**EXERCISE DESCRIPTION**
Which lines hold the word "text"? Copy each of them.

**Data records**

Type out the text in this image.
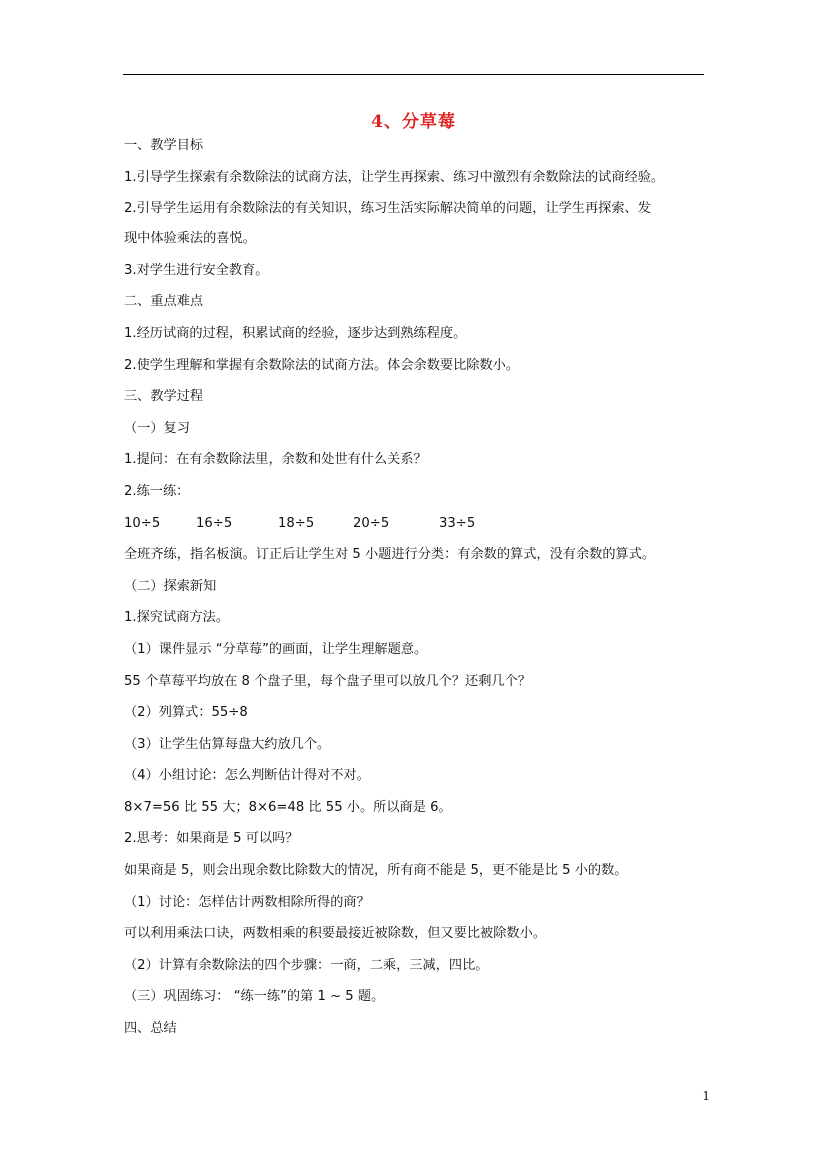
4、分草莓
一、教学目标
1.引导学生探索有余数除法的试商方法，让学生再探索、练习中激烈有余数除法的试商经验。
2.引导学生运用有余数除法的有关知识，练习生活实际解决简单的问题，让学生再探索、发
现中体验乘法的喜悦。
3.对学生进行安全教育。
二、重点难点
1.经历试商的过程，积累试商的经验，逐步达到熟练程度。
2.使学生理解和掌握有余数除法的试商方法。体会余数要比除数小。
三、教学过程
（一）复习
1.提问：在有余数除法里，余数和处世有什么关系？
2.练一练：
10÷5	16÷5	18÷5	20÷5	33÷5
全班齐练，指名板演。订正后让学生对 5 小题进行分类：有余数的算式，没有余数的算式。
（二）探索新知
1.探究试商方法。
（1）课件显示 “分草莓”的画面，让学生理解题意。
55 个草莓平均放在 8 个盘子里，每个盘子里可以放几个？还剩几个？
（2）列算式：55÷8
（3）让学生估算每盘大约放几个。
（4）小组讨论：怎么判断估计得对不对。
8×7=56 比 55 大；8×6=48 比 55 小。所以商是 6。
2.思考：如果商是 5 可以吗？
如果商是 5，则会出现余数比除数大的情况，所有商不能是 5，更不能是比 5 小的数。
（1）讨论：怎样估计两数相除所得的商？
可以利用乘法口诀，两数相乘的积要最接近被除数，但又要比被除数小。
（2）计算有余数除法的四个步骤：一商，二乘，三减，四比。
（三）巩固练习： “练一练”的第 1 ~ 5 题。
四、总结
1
==
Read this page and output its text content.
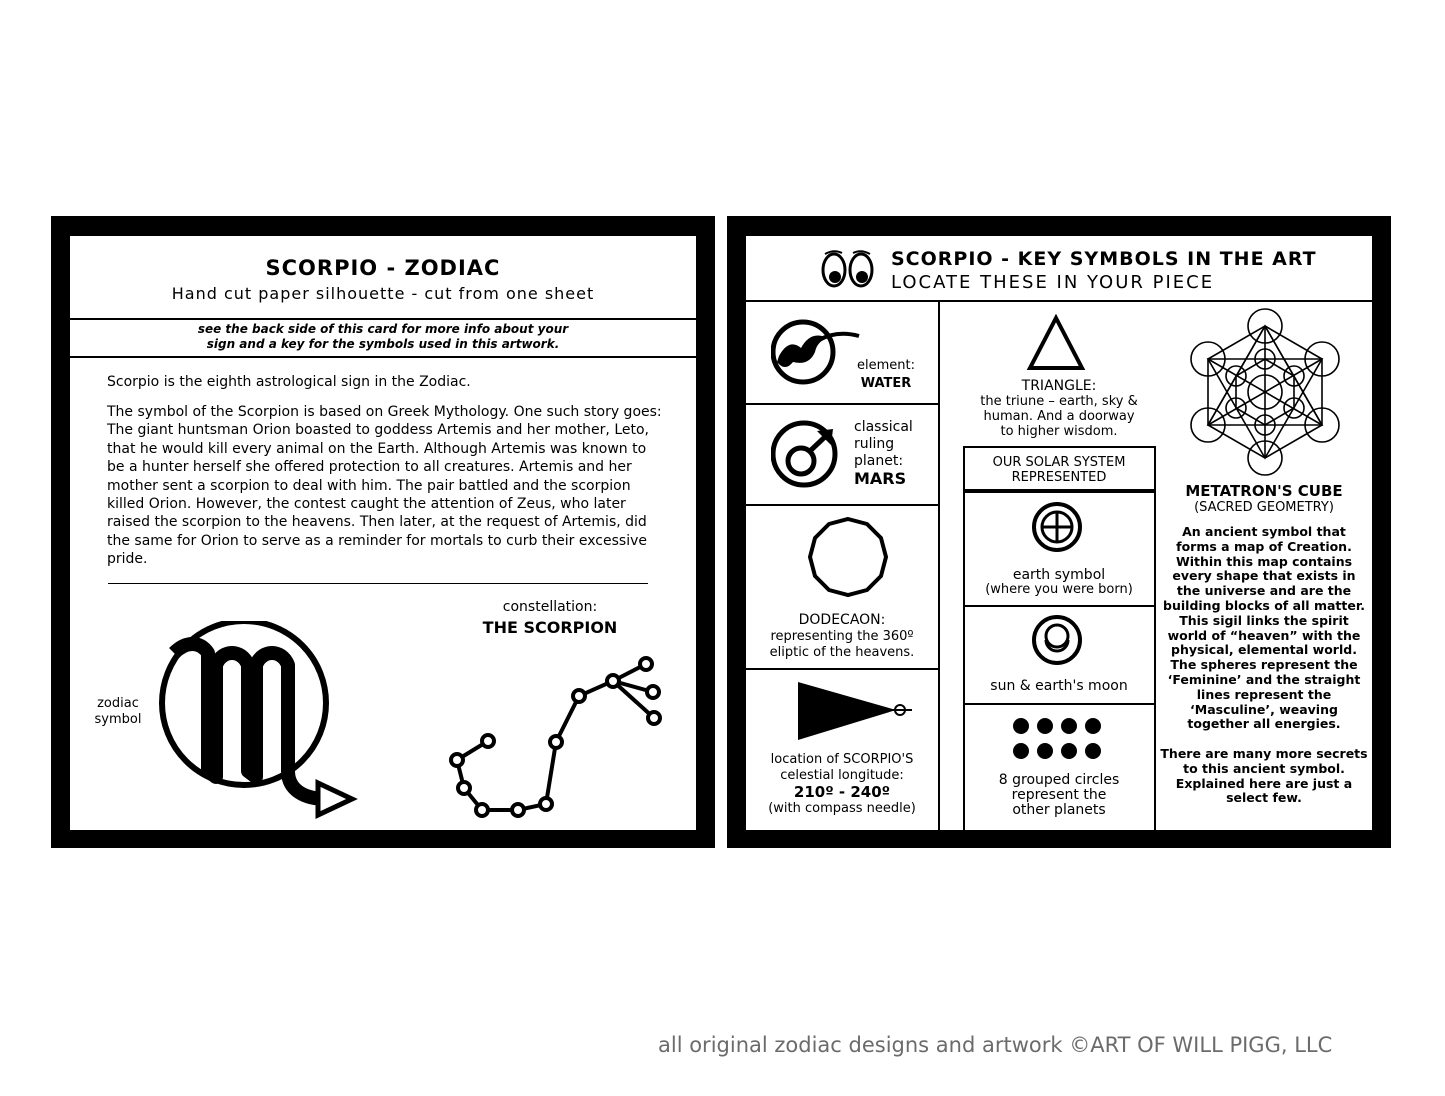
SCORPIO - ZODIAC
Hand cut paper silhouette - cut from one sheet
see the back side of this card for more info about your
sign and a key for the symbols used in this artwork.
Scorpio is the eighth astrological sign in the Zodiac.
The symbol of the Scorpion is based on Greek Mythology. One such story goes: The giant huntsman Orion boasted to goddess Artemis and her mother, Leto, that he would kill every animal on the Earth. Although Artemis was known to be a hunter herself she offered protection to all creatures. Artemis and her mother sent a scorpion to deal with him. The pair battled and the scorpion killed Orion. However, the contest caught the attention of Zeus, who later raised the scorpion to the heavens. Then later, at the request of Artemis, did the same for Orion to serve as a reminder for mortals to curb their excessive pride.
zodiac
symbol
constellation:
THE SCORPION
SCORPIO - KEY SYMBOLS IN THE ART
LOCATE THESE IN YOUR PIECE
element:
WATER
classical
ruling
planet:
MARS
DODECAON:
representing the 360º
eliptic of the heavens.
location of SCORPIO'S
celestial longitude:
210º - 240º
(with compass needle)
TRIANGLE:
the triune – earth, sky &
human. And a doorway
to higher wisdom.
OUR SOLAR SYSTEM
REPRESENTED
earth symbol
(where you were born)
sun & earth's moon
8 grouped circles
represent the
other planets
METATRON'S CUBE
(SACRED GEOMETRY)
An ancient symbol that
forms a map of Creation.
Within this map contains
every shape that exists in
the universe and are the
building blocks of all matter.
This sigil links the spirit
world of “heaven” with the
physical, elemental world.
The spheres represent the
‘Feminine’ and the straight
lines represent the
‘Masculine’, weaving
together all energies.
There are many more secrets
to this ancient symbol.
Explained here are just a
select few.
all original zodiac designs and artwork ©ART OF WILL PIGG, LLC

**TASK ANSWER**
Type out the text in this image.
Read this page and output its text content.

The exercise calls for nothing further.